# Material for this task
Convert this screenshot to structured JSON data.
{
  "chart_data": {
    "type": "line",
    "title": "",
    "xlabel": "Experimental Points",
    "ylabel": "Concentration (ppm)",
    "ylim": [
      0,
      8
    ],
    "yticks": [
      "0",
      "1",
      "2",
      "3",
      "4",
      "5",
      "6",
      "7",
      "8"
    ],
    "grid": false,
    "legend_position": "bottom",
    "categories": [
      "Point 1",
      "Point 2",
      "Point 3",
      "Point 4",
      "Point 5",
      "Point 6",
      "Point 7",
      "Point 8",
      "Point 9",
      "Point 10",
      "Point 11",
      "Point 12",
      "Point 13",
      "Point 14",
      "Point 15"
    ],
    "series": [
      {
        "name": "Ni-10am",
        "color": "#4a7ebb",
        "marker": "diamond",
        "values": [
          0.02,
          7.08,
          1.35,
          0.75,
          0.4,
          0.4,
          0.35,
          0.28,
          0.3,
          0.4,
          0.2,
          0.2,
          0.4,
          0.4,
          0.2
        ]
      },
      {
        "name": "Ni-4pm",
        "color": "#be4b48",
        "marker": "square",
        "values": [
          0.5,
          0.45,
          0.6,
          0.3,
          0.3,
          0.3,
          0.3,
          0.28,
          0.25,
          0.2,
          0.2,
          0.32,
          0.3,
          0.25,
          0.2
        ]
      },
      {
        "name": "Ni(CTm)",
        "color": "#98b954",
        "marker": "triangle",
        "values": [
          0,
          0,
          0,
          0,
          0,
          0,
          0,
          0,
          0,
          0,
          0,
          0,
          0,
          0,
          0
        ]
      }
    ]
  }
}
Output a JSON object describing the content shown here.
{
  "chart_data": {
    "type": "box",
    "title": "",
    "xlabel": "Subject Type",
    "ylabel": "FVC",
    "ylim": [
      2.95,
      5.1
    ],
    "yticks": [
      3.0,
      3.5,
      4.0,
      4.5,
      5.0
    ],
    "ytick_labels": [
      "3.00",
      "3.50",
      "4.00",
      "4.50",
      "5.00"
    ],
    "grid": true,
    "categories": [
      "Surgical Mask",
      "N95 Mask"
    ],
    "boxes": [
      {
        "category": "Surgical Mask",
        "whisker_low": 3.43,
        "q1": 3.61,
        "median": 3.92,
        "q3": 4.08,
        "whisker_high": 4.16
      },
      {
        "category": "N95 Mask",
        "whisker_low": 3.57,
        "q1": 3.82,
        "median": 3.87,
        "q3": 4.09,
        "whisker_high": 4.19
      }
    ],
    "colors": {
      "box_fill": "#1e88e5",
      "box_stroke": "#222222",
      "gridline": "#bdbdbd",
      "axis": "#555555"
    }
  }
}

# What the task requires
Track down all lines above with the string "Surgical" and copy them.

# Solution to the exercise
      "Surgical Mask",
        "category": "Surgical Mask",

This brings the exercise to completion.